**To do**
Scan the material below for the string "Total", and copy every line where it shows up.

**Exercise material**
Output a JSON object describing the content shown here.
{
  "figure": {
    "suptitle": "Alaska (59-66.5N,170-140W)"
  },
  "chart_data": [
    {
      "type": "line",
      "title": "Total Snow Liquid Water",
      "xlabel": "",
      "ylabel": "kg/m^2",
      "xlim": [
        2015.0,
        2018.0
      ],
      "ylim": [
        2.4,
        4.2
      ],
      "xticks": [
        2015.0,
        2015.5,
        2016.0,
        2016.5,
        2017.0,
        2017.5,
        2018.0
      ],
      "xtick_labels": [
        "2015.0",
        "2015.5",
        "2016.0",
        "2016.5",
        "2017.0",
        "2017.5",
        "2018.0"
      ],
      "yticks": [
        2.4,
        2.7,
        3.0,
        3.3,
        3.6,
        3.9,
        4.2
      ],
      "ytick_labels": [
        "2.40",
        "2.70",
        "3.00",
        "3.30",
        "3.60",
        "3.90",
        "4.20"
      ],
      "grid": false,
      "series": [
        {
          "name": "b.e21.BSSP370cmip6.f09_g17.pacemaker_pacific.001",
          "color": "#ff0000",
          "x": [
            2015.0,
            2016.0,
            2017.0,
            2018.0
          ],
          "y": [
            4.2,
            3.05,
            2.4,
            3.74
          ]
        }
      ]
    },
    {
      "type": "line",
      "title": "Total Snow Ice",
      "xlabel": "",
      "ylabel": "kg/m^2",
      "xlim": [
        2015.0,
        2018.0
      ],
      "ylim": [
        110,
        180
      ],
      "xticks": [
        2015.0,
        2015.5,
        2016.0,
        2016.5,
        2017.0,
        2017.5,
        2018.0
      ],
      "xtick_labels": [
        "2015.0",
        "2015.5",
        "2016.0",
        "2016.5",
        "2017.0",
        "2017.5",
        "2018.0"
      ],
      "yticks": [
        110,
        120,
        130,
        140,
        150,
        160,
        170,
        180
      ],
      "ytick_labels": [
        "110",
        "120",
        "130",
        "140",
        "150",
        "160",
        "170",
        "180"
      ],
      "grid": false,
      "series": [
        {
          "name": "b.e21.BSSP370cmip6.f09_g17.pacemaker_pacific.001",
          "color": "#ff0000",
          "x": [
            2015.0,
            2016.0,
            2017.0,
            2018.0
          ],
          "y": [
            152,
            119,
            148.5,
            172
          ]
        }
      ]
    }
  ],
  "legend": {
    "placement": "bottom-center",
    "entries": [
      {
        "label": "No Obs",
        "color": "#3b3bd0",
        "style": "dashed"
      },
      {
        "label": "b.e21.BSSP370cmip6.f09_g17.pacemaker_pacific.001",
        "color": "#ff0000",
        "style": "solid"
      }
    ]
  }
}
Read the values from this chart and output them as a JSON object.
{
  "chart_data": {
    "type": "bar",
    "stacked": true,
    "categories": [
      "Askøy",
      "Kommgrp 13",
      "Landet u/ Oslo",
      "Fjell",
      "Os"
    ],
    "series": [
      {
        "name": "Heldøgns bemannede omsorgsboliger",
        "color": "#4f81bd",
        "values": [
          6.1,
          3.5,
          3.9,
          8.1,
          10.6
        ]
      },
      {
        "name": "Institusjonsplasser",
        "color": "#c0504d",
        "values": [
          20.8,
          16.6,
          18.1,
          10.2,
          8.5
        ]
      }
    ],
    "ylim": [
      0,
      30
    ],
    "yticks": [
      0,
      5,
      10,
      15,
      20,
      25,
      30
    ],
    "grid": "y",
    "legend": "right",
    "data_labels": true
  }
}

**Answer to this exercise**
      "title": "Total Snow Liquid Water",
      "title": "Total Snow Ice",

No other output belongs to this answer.